----- RECORDS FOR PROCESSING

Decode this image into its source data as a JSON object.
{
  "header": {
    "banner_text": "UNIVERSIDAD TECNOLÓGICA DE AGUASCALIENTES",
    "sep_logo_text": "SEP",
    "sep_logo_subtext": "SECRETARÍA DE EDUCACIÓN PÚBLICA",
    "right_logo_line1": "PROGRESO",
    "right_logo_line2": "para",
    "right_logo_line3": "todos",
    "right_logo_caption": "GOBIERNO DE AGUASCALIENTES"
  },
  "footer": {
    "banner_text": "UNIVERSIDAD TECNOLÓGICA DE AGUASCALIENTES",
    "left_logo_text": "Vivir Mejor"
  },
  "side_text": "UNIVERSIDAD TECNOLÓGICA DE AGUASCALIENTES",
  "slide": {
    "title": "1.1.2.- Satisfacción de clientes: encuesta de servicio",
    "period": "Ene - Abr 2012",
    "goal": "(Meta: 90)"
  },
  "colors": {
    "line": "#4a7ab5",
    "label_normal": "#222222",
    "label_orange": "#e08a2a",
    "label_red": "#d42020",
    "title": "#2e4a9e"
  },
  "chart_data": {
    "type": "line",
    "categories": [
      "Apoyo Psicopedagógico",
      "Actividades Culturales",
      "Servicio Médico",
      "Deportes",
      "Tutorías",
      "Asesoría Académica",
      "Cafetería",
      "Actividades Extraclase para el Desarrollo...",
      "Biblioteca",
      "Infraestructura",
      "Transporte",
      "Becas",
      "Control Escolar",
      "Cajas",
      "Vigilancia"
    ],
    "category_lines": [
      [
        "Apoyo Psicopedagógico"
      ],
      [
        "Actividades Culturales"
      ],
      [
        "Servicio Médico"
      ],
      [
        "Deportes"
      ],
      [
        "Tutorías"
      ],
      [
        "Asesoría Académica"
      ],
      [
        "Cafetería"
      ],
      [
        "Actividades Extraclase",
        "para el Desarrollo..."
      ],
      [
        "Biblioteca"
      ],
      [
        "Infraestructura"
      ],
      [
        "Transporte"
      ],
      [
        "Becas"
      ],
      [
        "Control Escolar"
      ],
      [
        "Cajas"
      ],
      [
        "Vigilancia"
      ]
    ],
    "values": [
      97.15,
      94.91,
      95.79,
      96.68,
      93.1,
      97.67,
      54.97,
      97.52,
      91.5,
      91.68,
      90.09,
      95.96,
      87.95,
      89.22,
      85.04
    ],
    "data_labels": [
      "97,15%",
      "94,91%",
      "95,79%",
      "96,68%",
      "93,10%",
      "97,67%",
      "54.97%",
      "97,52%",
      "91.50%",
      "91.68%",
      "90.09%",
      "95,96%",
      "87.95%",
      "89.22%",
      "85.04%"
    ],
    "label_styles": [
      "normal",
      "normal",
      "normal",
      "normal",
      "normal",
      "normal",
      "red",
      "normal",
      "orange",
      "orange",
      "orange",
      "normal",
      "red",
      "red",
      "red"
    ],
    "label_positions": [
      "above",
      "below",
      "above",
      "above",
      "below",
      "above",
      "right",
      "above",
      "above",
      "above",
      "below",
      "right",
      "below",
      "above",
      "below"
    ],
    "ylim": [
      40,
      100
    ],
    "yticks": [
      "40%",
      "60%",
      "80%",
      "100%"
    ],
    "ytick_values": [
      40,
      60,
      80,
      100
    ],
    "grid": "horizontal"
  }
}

----------

» REQUIREMENTS:
Which lines hold the word "AGUASCALIENTES"? Show each one.

» CORRECT ANSWER:
    "banner_text": "UNIVERSIDAD TECNOLÓGICA DE AGUASCALIENTES",
    "right_logo_caption": "GOBIERNO DE AGUASCALIENTES"
    "banner_text": "UNIVERSIDAD TECNOLÓGICA DE AGUASCALIENTES",
  "side_text": "UNIVERSIDAD TECNOLÓGICA DE AGUASCALIENTES",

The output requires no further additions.